Extracted records:
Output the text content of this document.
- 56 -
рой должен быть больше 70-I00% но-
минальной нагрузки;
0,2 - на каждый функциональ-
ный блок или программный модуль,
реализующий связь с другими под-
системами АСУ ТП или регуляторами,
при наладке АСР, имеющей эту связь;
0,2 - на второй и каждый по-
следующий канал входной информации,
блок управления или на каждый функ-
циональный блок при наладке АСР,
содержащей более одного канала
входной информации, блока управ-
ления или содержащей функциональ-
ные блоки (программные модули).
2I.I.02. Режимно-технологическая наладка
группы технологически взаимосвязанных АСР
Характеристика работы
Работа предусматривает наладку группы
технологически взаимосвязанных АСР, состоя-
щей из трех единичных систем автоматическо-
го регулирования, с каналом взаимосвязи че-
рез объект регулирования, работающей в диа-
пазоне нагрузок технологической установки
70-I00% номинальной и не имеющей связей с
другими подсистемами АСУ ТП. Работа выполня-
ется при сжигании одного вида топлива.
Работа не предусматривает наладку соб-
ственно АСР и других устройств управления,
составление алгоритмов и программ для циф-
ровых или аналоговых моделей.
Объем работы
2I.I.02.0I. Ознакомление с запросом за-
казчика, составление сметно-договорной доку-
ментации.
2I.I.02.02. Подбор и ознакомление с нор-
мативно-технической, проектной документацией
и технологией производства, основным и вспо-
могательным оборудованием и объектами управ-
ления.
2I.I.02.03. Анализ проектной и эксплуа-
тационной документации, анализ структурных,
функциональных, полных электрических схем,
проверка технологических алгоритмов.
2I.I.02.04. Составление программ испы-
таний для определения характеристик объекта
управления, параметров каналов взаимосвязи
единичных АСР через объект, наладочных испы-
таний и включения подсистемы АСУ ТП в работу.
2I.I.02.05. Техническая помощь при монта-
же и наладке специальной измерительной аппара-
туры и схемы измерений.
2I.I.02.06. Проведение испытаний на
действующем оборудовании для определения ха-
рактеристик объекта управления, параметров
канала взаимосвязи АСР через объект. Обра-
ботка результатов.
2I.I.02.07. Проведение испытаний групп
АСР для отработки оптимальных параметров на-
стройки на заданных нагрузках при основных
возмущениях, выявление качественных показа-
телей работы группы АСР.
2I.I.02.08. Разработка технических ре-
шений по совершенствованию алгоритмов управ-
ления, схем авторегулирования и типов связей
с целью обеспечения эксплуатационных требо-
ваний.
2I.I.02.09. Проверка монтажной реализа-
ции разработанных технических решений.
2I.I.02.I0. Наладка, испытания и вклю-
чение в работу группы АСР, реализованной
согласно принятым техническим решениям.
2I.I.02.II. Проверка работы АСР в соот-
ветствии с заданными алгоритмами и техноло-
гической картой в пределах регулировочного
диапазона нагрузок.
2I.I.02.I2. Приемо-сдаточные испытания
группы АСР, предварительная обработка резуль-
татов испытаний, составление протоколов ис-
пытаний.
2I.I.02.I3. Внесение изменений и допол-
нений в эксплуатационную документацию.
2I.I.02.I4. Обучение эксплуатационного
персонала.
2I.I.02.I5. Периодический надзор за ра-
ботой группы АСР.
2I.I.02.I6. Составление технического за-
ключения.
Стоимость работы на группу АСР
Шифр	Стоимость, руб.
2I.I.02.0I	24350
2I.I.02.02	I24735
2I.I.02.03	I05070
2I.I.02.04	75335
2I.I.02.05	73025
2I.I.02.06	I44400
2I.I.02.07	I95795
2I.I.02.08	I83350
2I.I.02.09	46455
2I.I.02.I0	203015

> [Task brief] Please repeat the listing exactly, with nothing left out.

> [Right answer]
Output the text content of this document.
- 56 -
рой должен быть больше 70-I00% но-
минальной нагрузки;
0,2 - на каждый функциональ-
ный блок или программный модуль,
реализующий связь с другими под-
системами АСУ ТП или регуляторами,
при наладке АСР, имеющей эту связь;
0,2 - на второй и каждый по-
следующий канал входной информации,
блок управления или на каждый функ-
циональный блок при наладке АСР,
содержащей более одного канала
входной информации, блока управ-
ления или содержащей функциональ-
ные блоки (программные модули).
2I.I.02. Режимно-технологическая наладка
группы технологически взаимосвязанных АСР
Характеристика работы
Работа предусматривает наладку группы
технологически взаимосвязанных АСР, состоя-
щей из трех единичных систем автоматическо-
го регулирования, с каналом взаимосвязи че-
рез объект регулирования, работающей в диа-
пазоне нагрузок технологической установки
70-I00% номинальной и не имеющей связей с
другими подсистемами АСУ ТП. Работа выполня-
ется при сжигании одного вида топлива.
Работа не предусматривает наладку соб-
ственно АСР и других устройств управления,
составление алгоритмов и программ для циф-
ровых или аналоговых моделей.
Объем работы
2I.I.02.0I. Ознакомление с запросом за-
казчика, составление сметно-договорной доку-
ментации.
2I.I.02.02. Подбор и ознакомление с нор-
мативно-технической, проектной документацией
и технологией производства, основным и вспо-
могательным оборудованием и объектами управ-
ления.
2I.I.02.03. Анализ проектной и эксплуа-
тационной документации, анализ структурных,
функциональных, полных электрических схем,
проверка технологических алгоритмов.
2I.I.02.04. Составление программ испы-
таний для определения характеристик объекта
управления, параметров каналов взаимосвязи
единичных АСР через объект, наладочных испы-
таний и включения подсистемы АСУ ТП в работу.
2I.I.02.05. Техническая помощь при монта-
же и наладке специальной измерительной аппара-
туры и схемы измерений.
2I.I.02.06. Проведение испытаний на
действующем оборудовании для определения ха-
рактеристик объекта управления, параметров
канала взаимосвязи АСР через объект. Обра-
ботка результатов.
2I.I.02.07. Проведение испытаний групп
АСР для отработки оптимальных параметров на-
стройки на заданных нагрузках при основных
возмущениях, выявление качественных показа-
телей работы группы АСР.
2I.I.02.08. Разработка технических ре-
шений по совершенствованию алгоритмов управ-
ления, схем авторегулирования и типов связей
с целью обеспечения эксплуатационных требо-
ваний.
2I.I.02.09. Проверка монтажной реализа-
ции разработанных технических решений.
2I.I.02.I0. Наладка, испытания и вклю-
чение в работу группы АСР, реализованной
согласно принятым техническим решениям.
2I.I.02.II. Проверка работы АСР в соот-
ветствии с заданными алгоритмами и техноло-
гической картой в пределах регулировочного
диапазона нагрузок.
2I.I.02.I2. Приемо-сдаточные испытания
группы АСР, предварительная обработка резуль-
татов испытаний, составление протоколов ис-
пытаний.
2I.I.02.I3. Внесение изменений и допол-
нений в эксплуатационную документацию.
2I.I.02.I4. Обучение эксплуатационного
персонала.
2I.I.02.I5. Периодический надзор за ра-
ботой группы АСР.
2I.I.02.I6. Составление технического за-
ключения.
Стоимость работы на группу АСР
Шифр	Стоимость, руб.
2I.I.02.0I	24350
2I.I.02.02	I24735
2I.I.02.03	I05070
2I.I.02.04	75335
2I.I.02.05	73025
2I.I.02.06	I44400
2I.I.02.07	I95795
2I.I.02.08	I83350
2I.I.02.09	46455
2I.I.02.I0	203015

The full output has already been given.